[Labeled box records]
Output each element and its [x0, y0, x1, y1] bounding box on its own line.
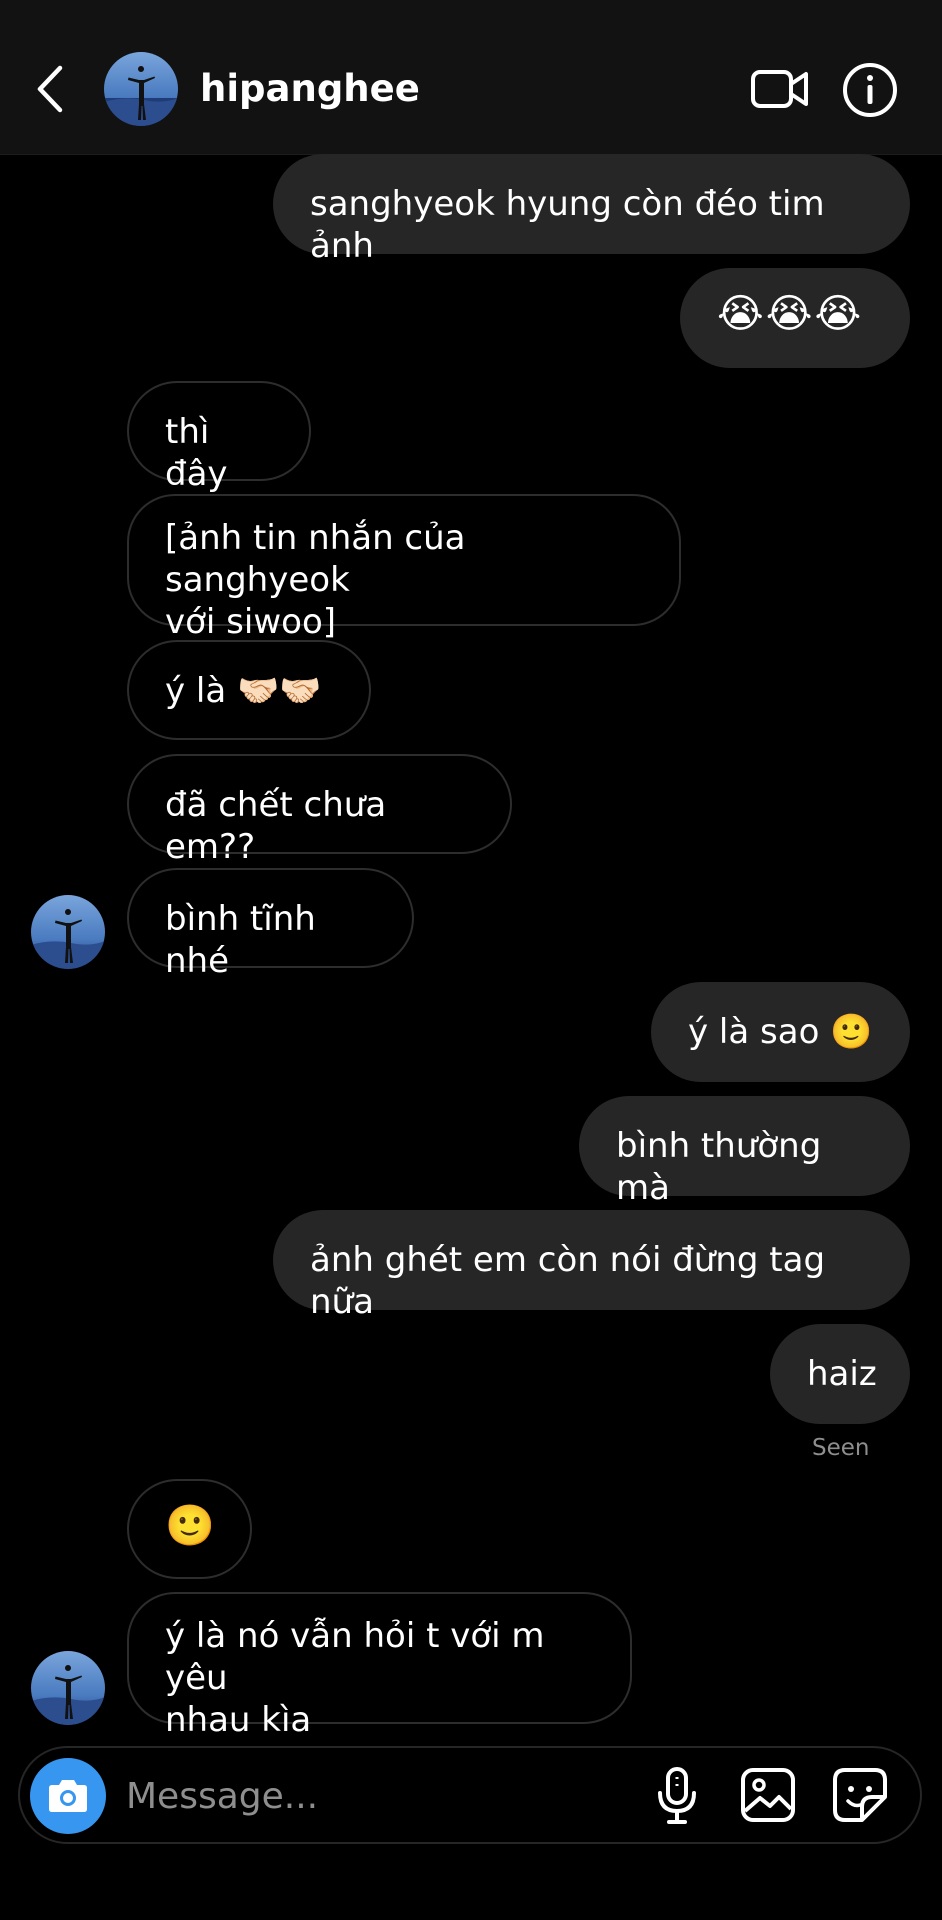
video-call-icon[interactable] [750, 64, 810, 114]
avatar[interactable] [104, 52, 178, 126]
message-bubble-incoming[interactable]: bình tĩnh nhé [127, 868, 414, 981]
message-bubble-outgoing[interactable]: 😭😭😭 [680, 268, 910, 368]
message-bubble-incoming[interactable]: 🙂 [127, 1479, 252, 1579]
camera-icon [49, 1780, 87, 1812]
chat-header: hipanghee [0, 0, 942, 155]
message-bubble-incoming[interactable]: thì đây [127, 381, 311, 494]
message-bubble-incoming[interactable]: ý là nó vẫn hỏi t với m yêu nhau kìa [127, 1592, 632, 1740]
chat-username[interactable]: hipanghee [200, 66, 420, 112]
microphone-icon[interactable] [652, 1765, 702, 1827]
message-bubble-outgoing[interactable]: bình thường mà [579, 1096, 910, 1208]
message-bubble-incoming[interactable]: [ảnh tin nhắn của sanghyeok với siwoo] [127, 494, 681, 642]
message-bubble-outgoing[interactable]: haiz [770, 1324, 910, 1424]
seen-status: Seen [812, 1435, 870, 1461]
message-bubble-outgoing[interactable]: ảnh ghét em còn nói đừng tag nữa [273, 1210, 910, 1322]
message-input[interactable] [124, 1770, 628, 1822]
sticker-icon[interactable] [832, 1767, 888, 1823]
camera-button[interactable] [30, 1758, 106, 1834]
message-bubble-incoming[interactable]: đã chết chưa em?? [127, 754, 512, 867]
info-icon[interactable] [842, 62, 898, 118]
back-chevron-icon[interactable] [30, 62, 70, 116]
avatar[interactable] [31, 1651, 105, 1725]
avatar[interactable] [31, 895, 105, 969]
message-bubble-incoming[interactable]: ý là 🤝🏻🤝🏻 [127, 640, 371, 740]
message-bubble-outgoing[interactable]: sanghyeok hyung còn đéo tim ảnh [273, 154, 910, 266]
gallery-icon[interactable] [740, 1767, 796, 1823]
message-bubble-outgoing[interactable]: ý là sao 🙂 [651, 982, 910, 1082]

Instructions to follow:
Reproduce every line of the listing above without changes, but leave out the pictures.

Finished task:
Output each element and its [x0, y0, x1, y1] bounding box on its own line.
video-call-icon[interactable] [750, 64, 810, 114]
avatar[interactable] [104, 52, 178, 126]
message-bubble-incoming[interactable]: bình tĩnh nhé [127, 868, 414, 981]
message-bubble-outgoing[interactable]: 😭😭😭 [680, 268, 910, 368]
message-bubble-incoming[interactable]: 🙂 [127, 1479, 252, 1579]
camera-icon [49, 1780, 87, 1812]
chat-header: hipanghee [0, 0, 942, 155]
message-bubble-incoming[interactable]: thì đây [127, 381, 311, 494]
message-bubble-incoming[interactable]: ý là nó vẫn hỏi t với m yêu nhau kìa [127, 1592, 632, 1740]
chat-username[interactable]: hipanghee [200, 66, 420, 112]
microphone-icon[interactable] [652, 1765, 702, 1827]
message-bubble-outgoing[interactable]: bình thường mà [579, 1096, 910, 1208]
message-bubble-incoming[interactable]: [ảnh tin nhắn của sanghyeok với siwoo] [127, 494, 681, 642]
message-bubble-outgoing[interactable]: haiz [770, 1324, 910, 1424]
seen-status: Seen [812, 1435, 870, 1461]
message-bubble-outgoing[interactable]: ảnh ghét em còn nói đừng tag nữa [273, 1210, 910, 1322]
message-input[interactable] [124, 1770, 628, 1822]
sticker-icon[interactable] [832, 1767, 888, 1823]
camera-button[interactable] [30, 1758, 106, 1834]
message-bubble-incoming[interactable]: đã chết chưa em?? [127, 754, 512, 867]
info-icon[interactable] [842, 62, 898, 118]
back-chevron-icon[interactable] [30, 62, 70, 116]
avatar[interactable] [31, 1651, 105, 1725]
avatar[interactable] [31, 895, 105, 969]
message-bubble-incoming[interactable]: ý là 🤝🏻🤝🏻 [127, 640, 371, 740]
message-bubble-outgoing[interactable]: sanghyeok hyung còn đéo tim ảnh [273, 154, 910, 266]
gallery-icon[interactable] [740, 1767, 796, 1823]
message-bubble-outgoing[interactable]: ý là sao 🙂 [651, 982, 910, 1082]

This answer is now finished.